» Description of the task: Copy the records below line for line, with no changes.

» Exercise data:
##########
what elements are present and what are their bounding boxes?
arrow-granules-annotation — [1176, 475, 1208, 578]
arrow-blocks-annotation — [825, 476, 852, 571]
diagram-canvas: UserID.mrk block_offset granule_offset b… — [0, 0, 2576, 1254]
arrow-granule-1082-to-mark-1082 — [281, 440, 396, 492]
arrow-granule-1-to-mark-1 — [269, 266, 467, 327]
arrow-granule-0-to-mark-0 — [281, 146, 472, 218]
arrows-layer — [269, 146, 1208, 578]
##########
» Finished exercise:
what elements are present and what are their bounding boxes?
arrow-granules-annotation — [1176, 475, 1208, 578]
arrow-blocks-annotation — [825, 476, 852, 571]
diagram-canvas: UserID.mrk block_offset granule_offset b… — [0, 0, 2576, 1254]
arrow-granule-1082-to-mark-1082 — [281, 440, 396, 492]
arrow-granule-1-to-mark-1 — [269, 266, 467, 327]
arrow-granule-0-to-mark-0 — [281, 146, 472, 218]
arrows-layer — [269, 146, 1208, 578]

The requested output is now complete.